Task brief: Your task is to print the material below exactly as presented.

Recorded data:
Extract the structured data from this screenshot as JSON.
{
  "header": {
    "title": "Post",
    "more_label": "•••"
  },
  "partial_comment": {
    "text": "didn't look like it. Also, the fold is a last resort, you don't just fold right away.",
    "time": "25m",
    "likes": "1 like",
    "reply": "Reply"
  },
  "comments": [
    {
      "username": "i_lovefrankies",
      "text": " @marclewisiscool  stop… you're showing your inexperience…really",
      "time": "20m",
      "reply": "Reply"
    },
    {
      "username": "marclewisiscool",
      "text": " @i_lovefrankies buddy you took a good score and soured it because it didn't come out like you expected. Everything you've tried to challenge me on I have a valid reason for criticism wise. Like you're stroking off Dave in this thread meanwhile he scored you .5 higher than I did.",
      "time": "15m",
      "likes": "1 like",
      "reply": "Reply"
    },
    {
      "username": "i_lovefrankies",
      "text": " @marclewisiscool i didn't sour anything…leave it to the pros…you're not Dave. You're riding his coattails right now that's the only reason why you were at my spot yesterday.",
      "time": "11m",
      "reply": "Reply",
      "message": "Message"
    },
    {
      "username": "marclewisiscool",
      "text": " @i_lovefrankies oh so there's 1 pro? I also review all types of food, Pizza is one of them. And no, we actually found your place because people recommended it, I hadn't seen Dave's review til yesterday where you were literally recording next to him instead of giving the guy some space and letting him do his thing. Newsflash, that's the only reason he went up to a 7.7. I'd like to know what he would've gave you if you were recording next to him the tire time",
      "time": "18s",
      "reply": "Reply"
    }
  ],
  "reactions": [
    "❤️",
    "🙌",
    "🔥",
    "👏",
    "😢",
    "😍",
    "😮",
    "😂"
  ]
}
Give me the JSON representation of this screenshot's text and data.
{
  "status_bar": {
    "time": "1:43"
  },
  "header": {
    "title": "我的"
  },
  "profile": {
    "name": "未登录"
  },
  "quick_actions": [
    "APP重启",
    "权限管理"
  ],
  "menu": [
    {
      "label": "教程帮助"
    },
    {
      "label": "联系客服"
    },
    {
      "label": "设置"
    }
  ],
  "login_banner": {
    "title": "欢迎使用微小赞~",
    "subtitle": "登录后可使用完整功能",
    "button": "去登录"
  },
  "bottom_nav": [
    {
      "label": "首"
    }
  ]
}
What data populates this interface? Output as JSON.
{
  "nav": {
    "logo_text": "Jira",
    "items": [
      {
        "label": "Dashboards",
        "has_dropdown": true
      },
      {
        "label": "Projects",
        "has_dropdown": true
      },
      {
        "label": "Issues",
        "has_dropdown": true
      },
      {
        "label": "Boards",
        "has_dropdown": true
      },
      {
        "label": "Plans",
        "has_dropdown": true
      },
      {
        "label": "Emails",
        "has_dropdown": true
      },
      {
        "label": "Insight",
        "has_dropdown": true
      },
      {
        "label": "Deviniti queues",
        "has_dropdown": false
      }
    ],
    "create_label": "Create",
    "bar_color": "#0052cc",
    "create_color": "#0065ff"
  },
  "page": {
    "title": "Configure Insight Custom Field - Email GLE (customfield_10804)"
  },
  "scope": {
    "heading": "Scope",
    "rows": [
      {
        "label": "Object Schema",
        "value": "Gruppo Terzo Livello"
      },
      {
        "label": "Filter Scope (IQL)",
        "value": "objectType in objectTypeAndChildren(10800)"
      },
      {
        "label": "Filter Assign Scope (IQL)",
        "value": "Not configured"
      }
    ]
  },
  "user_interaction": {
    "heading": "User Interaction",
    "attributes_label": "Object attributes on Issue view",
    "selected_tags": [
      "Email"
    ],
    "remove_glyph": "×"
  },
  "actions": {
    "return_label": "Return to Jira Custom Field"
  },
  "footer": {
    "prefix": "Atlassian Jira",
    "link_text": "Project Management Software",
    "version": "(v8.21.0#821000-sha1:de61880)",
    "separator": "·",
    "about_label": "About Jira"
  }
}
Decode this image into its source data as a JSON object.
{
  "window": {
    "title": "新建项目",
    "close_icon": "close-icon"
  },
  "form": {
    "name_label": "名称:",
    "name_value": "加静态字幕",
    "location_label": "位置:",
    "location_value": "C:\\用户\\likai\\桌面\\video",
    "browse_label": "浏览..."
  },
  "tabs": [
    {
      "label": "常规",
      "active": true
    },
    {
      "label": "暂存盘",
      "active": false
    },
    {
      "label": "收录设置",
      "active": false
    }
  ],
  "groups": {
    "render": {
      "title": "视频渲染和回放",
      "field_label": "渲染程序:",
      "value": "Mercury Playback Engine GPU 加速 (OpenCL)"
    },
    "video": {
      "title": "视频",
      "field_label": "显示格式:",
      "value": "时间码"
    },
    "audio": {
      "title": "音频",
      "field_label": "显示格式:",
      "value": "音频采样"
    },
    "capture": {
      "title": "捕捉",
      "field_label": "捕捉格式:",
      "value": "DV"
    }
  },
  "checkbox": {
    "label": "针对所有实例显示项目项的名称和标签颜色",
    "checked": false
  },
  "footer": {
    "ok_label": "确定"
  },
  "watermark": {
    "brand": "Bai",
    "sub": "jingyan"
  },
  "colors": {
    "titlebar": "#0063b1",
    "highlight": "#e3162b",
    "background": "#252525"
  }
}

Task response:
Extract the structured data from this screenshot as JSON.
{
  "header": {
    "title": "Post",
    "more_label": "•••"
  },
  "partial_comment": {
    "text": "didn't look like it. Also, the fold is a last resort, you don't just fold right away.",
    "time": "25m",
    "likes": "1 like",
    "reply": "Reply"
  },
  "comments": [
    {
      "username": "i_lovefrankies",
      "text": " @marclewisiscool  stop… you're showing your inexperience…really",
      "time": "20m",
      "reply": "Reply"
    },
    {
      "username": "marclewisiscool",
      "text": " @i_lovefrankies buddy you took a good score and soured it because it didn't come out like you expected. Everything you've tried to challenge me on I have a valid reason for criticism wise. Like you're stroking off Dave in this thread meanwhile he scored you .5 higher than I did.",
      "time": "15m",
      "likes": "1 like",
      "reply": "Reply"
    },
    {
      "username": "i_lovefrankies",
      "text": " @marclewisiscool i didn't sour anything…leave it to the pros…you're not Dave. You're riding his coattails right now that's the only reason why you were at my spot yesterday.",
      "time": "11m",
      "reply": "Reply",
      "message": "Message"
    },
    {
      "username": "marclewisiscool",
      "text": " @i_lovefrankies oh so there's 1 pro? I also review all types of food, Pizza is one of them. And no, we actually found your place because people recommended it, I hadn't seen Dave's review til yesterday where you were literally recording next to him instead of giving the guy some space and letting him do his thing. Newsflash, that's the only reason he went up to a 7.7. I'd like to know what he would've gave you if you were recording next to him the tire time",
      "time": "18s",
      "reply": "Reply"
    }
  ],
  "reactions": [
    "❤️",
    "🙌",
    "🔥",
    "👏",
    "😢",
    "😍",
    "😮",
    "😂"
  ]
}
Give me the JSON representation of this screenshot's text and data.
{
  "status_bar": {
    "time": "1:43"
  },
  "header": {
    "title": "我的"
  },
  "profile": {
    "name": "未登录"
  },
  "quick_actions": [
    "APP重启",
    "权限管理"
  ],
  "menu": [
    {
      "label": "教程帮助"
    },
    {
      "label": "联系客服"
    },
    {
      "label": "设置"
    }
  ],
  "login_banner": {
    "title": "欢迎使用微小赞~",
    "subtitle": "登录后可使用完整功能",
    "button": "去登录"
  },
  "bottom_nav": [
    {
      "label": "首"
    }
  ]
}
What data populates this interface? Output as JSON.
{
  "nav": {
    "logo_text": "Jira",
    "items": [
      {
        "label": "Dashboards",
        "has_dropdown": true
      },
      {
        "label": "Projects",
        "has_dropdown": true
      },
      {
        "label": "Issues",
        "has_dropdown": true
      },
      {
        "label": "Boards",
        "has_dropdown": true
      },
      {
        "label": "Plans",
        "has_dropdown": true
      },
      {
        "label": "Emails",
        "has_dropdown": true
      },
      {
        "label": "Insight",
        "has_dropdown": true
      },
      {
        "label": "Deviniti queues",
        "has_dropdown": false
      }
    ],
    "create_label": "Create",
    "bar_color": "#0052cc",
    "create_color": "#0065ff"
  },
  "page": {
    "title": "Configure Insight Custom Field - Email GLE (customfield_10804)"
  },
  "scope": {
    "heading": "Scope",
    "rows": [
      {
        "label": "Object Schema",
        "value": "Gruppo Terzo Livello"
      },
      {
        "label": "Filter Scope (IQL)",
        "value": "objectType in objectTypeAndChildren(10800)"
      },
      {
        "label": "Filter Assign Scope (IQL)",
        "value": "Not configured"
      }
    ]
  },
  "user_interaction": {
    "heading": "User Interaction",
    "attributes_label": "Object attributes on Issue view",
    "selected_tags": [
      "Email"
    ],
    "remove_glyph": "×"
  },
  "actions": {
    "return_label": "Return to Jira Custom Field"
  },
  "footer": {
    "prefix": "Atlassian Jira",
    "link_text": "Project Management Software",
    "version": "(v8.21.0#821000-sha1:de61880)",
    "separator": "·",
    "about_label": "About Jira"
  }
}
Decode this image into its source data as a JSON object.
{
  "window": {
    "title": "新建项目",
    "close_icon": "close-icon"
  },
  "form": {
    "name_label": "名称:",
    "name_value": "加静态字幕",
    "location_label": "位置:",
    "location_value": "C:\\用户\\likai\\桌面\\video",
    "browse_label": "浏览..."
  },
  "tabs": [
    {
      "label": "常规",
      "active": true
    },
    {
      "label": "暂存盘",
      "active": false
    },
    {
      "label": "收录设置",
      "active": false
    }
  ],
  "groups": {
    "render": {
      "title": "视频渲染和回放",
      "field_label": "渲染程序:",
      "value": "Mercury Playback Engine GPU 加速 (OpenCL)"
    },
    "video": {
      "title": "视频",
      "field_label": "显示格式:",
      "value": "时间码"
    },
    "audio": {
      "title": "音频",
      "field_label": "显示格式:",
      "value": "音频采样"
    },
    "capture": {
      "title": "捕捉",
      "field_label": "捕捉格式:",
      "value": "DV"
    }
  },
  "checkbox": {
    "label": "针对所有实例显示项目项的名称和标签颜色",
    "checked": false
  },
  "footer": {
    "ok_label": "确定"
  },
  "watermark": {
    "brand": "Bai",
    "sub": "jingyan"
  },
  "colors": {
    "titlebar": "#0063b1",
    "highlight": "#e3162b",
    "background": "#252525"
  }
}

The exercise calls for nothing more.